- **SET PROBLEM**: Filter these entries, keeping only lines that hold the word "success".

- **INFORMATION SUPPLIED**:
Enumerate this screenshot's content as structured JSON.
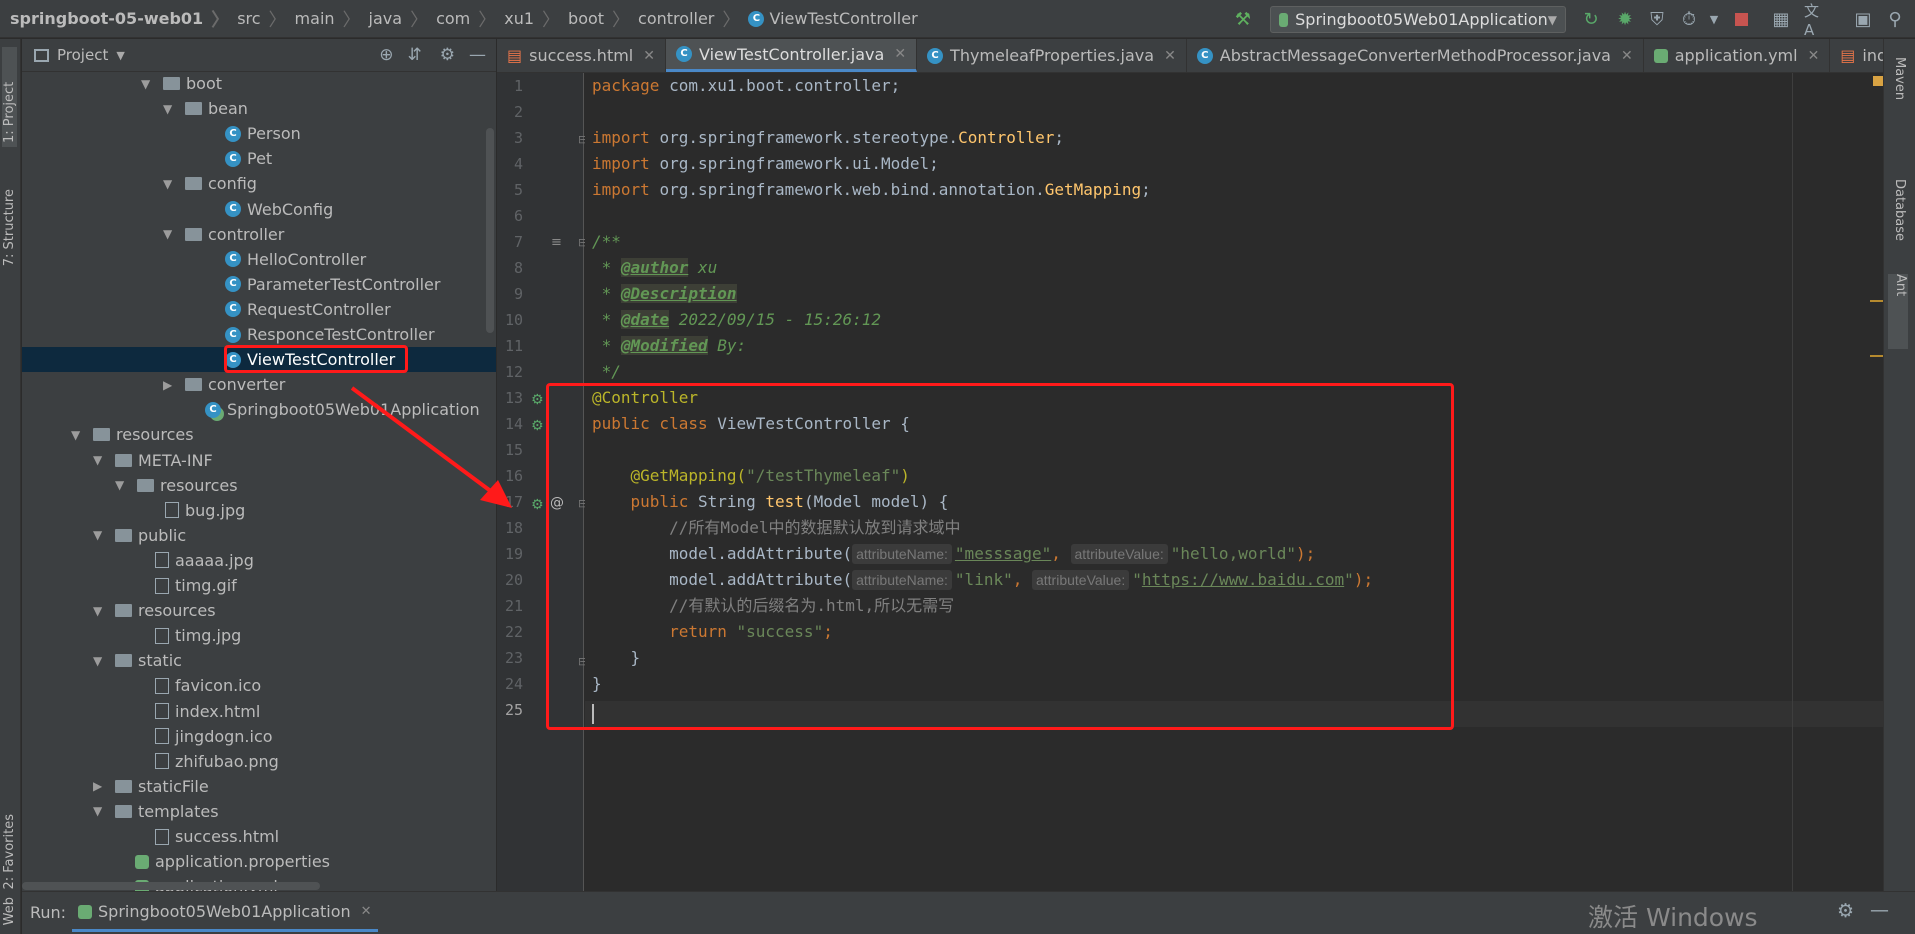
{
  "breadcrumb": [
    "springboot-05-web01",
    "src",
    "main",
    "java",
    "com",
    "xu1",
    "boot",
    "controller",
    "ViewTestController"
  ],
  "toolbar": {
    "run_config": "Springboot05Web01Application"
  },
  "left_strip": {
    "project_label": "1: Project",
    "structure_label": "7: Structure",
    "favorites_label": "2: Favorites",
    "web_label": "Web"
  },
  "project_panel": {
    "title": "Project",
    "tree": [
      {
        "label": "boot",
        "kind": "folder",
        "expanded": true
      },
      {
        "label": "bean",
        "kind": "folder",
        "expanded": true
      },
      {
        "label": "Person",
        "kind": "class"
      },
      {
        "label": "Pet",
        "kind": "class"
      },
      {
        "label": "config",
        "kind": "folder",
        "expanded": true
      },
      {
        "label": "WebConfig",
        "kind": "class"
      },
      {
        "label": "controller",
        "kind": "folder",
        "expanded": true
      },
      {
        "label": "HelloController",
        "kind": "class"
      },
      {
        "label": "ParameterTestController",
        "kind": "class"
      },
      {
        "label": "RequestController",
        "kind": "class"
      },
      {
        "label": "ResponceTestController",
        "kind": "class"
      },
      {
        "label": "ViewTestController",
        "kind": "class",
        "selected": true
      },
      {
        "label": "converter",
        "kind": "folder",
        "expanded": false
      },
      {
        "label": "Springboot05Web01Application",
        "kind": "app"
      },
      {
        "label": "resources",
        "kind": "folder",
        "expanded": true
      },
      {
        "label": "META-INF",
        "kind": "folder",
        "expanded": true
      },
      {
        "label": "resources",
        "kind": "folder",
        "expanded": true
      },
      {
        "label": "bug.jpg",
        "kind": "file"
      },
      {
        "label": "public",
        "kind": "folder",
        "expanded": true
      },
      {
        "label": "aaaaa.jpg",
        "kind": "file"
      },
      {
        "label": "timg.gif",
        "kind": "file"
      },
      {
        "label": "resources",
        "kind": "folder",
        "expanded": true
      },
      {
        "label": "timg.jpg",
        "kind": "file"
      },
      {
        "label": "static",
        "kind": "folder",
        "expanded": true
      },
      {
        "label": "favicon.ico",
        "kind": "file"
      },
      {
        "label": "index.html",
        "kind": "file"
      },
      {
        "label": "jingdogn.ico",
        "kind": "file"
      },
      {
        "label": "zhifubao.png",
        "kind": "file"
      },
      {
        "label": "staticFile",
        "kind": "folder",
        "expanded": false
      },
      {
        "label": "templates",
        "kind": "folder",
        "expanded": true
      },
      {
        "label": "success.html",
        "kind": "file"
      },
      {
        "label": "application.properties",
        "kind": "config"
      },
      {
        "label": "application.yml",
        "kind": "config"
      }
    ]
  },
  "tabs": [
    {
      "label": "success.html",
      "active": false
    },
    {
      "label": "ViewTestController.java",
      "active": true
    },
    {
      "label": "ThymeleafProperties.java",
      "active": false
    },
    {
      "label": "AbstractMessageConverterMethodProcessor.java",
      "active": false
    },
    {
      "label": "application.yml",
      "active": false
    },
    {
      "label": "index.html",
      "active": false
    }
  ],
  "right_strip": {
    "maven_label": "Maven",
    "database_label": "Database",
    "ant_label": "Ant"
  },
  "editor": {
    "line_numbers": [
      "1",
      "2",
      "3",
      "4",
      "5",
      "6",
      "7",
      "8",
      "9",
      "10",
      "11",
      "12",
      "13",
      "14",
      "15",
      "16",
      "17",
      "18",
      "19",
      "20",
      "21",
      "22",
      "23",
      "24",
      "25"
    ],
    "code": {
      "l1_kw": "package ",
      "l1_rest": "com.xu1.boot.controller;",
      "l3_kw": "import ",
      "l3_pkg": "org.springframework.stereotype.",
      "l3_cls": "Controller",
      "l4_kw": "import ",
      "l4_pkg": "org.springframework.ui.Model;",
      "l5_kw": "import ",
      "l5_pkg": "org.springframework.web.bind.annotation.",
      "l5_cls": "GetMapping",
      "semi": ";",
      "l7": "/**",
      "l8_star": " * ",
      "l8_tag": "@author",
      "l8_val": " xu",
      "l9_star": " * ",
      "l9_tag": "@Description",
      "l10_star": " * ",
      "l10_tag": "@date",
      "l10_val": " 2022/09/15 - 15:26:12",
      "l11_star": " * ",
      "l11_tag": "@Modified",
      "l11_val": " By:",
      "l12": " */",
      "l13": "@Controller",
      "l14_kw": "public class ",
      "l14_rest": "ViewTestController {",
      "l16_ann": "    @GetMapping(",
      "l16_str": "\"/testThymeleaf\"",
      "l16_end": ")",
      "l17_kw": "    public ",
      "l17_type": "String ",
      "l17_fn": "test",
      "l17_rest": "(Model model) {",
      "l18": "        //所有Model中的数据默认放到请求域中",
      "l19_pre": "        model.addAttribute(",
      "l19_hint1": "attributeName:",
      "l19_str1": "\"messsage\"",
      "l19_comma": ", ",
      "l19_hint2": "attributeValue:",
      "l19_str2": "\"hello,world\"",
      "l19_end": ");",
      "l20_pre": "        model.addAttribute(",
      "l20_hint1": "attributeName:",
      "l20_str1": "\"link\"",
      "l20_comma": ", ",
      "l20_hint2": "attributeValue:",
      "l20_q": "\"",
      "l20_url": "https://www.baidu.com",
      "l20_end": ");",
      "l21": "        //有默认的后缀名为.html,所以无需写",
      "l22_kw": "        return ",
      "l22_str": "\"success\"",
      "l23": "    }",
      "l24": "}"
    }
  },
  "run_bar": {
    "run_label": "Run:",
    "run_tab": "Springboot05Web01Application"
  },
  "watermark": "激活 Windows",
  "colors": {
    "annotation_red": "#ff1a1a",
    "selection": "#0d293e",
    "accent": "#4a88c7"
  }
}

- **WRITTEN RESPONSE**:
        "label": "success.html",
      "label": "success.html",
      "l22_str": "\"success\"",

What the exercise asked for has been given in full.